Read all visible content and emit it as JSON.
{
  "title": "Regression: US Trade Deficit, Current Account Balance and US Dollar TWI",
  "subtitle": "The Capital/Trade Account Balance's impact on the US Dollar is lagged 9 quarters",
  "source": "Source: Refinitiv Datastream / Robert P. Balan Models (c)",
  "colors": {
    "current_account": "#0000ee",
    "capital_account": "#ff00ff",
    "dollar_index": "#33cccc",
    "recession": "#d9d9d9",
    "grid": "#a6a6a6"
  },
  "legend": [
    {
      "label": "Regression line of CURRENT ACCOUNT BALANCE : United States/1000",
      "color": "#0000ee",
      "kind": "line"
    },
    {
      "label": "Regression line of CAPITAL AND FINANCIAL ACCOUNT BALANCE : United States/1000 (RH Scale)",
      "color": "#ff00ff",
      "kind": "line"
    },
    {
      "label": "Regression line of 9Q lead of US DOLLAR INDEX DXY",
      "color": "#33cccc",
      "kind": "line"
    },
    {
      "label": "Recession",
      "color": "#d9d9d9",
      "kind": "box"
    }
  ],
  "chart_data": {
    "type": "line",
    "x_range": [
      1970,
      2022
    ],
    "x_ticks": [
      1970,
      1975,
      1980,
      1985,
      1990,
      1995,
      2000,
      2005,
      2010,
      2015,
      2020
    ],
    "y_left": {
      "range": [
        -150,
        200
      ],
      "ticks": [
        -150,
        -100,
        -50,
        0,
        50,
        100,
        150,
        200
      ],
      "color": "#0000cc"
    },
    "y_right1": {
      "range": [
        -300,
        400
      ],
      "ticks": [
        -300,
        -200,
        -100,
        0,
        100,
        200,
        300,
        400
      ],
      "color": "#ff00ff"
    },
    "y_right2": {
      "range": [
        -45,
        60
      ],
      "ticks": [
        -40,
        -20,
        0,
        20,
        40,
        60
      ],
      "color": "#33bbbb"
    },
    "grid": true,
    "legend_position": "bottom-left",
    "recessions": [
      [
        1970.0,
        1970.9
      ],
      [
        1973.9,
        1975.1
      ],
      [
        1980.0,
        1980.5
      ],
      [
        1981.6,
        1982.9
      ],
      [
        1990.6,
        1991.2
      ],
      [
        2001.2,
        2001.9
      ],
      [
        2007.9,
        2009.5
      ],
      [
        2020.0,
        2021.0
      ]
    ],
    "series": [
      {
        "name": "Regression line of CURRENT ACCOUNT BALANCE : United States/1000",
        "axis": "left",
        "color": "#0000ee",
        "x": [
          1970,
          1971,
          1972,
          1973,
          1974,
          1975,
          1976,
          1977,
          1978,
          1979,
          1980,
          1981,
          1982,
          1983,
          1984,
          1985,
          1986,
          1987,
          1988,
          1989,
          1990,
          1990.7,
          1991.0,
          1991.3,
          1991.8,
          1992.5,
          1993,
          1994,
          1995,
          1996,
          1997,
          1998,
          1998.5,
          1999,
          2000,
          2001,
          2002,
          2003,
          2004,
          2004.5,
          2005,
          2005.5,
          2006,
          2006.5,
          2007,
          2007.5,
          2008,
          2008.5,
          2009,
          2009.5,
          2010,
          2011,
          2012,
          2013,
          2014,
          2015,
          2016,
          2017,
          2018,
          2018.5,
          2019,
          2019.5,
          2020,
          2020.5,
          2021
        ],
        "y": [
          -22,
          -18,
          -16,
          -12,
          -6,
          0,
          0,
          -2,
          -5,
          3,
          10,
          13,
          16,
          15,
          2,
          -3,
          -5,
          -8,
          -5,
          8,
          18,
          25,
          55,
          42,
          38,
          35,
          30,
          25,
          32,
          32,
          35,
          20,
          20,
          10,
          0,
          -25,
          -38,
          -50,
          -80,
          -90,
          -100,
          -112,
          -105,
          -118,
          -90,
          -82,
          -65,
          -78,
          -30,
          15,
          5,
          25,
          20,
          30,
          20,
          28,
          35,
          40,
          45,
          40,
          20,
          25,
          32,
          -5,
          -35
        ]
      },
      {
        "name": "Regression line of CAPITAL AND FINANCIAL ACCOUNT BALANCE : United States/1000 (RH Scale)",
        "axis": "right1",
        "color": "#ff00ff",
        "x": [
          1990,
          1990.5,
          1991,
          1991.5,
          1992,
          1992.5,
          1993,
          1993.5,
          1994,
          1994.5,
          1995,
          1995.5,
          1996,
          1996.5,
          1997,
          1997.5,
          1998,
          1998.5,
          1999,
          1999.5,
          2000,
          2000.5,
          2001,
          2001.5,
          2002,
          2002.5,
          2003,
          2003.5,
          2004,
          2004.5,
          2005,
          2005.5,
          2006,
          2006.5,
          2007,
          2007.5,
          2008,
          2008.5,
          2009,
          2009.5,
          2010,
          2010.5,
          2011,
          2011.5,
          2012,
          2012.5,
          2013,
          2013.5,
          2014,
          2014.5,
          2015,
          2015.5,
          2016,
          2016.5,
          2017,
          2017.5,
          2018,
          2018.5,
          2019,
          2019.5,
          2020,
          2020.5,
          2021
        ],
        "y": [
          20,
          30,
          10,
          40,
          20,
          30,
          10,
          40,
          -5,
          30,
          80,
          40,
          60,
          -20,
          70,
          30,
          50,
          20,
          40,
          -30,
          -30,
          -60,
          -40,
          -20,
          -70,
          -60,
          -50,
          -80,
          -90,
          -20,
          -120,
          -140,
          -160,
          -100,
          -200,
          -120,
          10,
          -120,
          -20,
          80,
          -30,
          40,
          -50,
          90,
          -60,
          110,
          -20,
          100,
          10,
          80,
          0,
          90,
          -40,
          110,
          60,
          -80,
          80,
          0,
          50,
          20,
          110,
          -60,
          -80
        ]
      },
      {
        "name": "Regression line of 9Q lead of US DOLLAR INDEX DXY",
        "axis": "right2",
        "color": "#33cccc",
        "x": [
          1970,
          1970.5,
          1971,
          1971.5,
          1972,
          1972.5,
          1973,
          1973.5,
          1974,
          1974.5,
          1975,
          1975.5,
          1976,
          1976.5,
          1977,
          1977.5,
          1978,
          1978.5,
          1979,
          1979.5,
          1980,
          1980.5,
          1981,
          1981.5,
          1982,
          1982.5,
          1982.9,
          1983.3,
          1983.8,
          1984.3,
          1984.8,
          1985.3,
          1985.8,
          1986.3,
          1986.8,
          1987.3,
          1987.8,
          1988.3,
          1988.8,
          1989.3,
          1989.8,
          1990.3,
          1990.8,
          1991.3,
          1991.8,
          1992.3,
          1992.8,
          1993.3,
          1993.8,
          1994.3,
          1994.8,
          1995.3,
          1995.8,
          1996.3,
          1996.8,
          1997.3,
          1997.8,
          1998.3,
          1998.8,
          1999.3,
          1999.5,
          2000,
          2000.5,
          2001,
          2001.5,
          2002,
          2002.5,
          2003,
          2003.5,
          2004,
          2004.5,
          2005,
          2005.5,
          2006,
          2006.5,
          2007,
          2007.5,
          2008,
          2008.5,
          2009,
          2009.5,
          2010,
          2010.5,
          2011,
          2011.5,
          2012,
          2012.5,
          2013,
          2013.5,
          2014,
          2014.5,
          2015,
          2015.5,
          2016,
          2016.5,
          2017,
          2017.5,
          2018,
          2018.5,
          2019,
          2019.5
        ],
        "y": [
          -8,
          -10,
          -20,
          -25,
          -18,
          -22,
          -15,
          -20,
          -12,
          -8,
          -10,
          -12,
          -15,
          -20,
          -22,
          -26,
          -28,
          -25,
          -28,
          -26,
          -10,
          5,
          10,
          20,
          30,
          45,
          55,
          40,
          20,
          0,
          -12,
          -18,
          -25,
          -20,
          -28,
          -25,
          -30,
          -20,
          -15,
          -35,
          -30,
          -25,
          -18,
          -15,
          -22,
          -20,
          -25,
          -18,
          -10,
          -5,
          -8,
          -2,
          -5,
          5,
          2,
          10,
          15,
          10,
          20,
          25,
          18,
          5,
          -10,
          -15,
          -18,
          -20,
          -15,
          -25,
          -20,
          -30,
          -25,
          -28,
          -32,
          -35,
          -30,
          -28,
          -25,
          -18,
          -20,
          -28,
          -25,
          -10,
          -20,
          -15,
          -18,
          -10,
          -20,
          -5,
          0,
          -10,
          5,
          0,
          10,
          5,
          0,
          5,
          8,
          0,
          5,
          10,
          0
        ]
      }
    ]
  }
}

▸ Written exercise: Filter the data for the string "Scale" and copy every line that has it.

▸ Written answer:
      "label": "Regression line of CAPITAL AND FINANCIAL ACCOUNT BALANCE : United States/1000 (RH Scale)",
        "name": "Regression line of CAPITAL AND FINANCIAL ACCOUNT BALANCE : United States/1000 (RH Scale)",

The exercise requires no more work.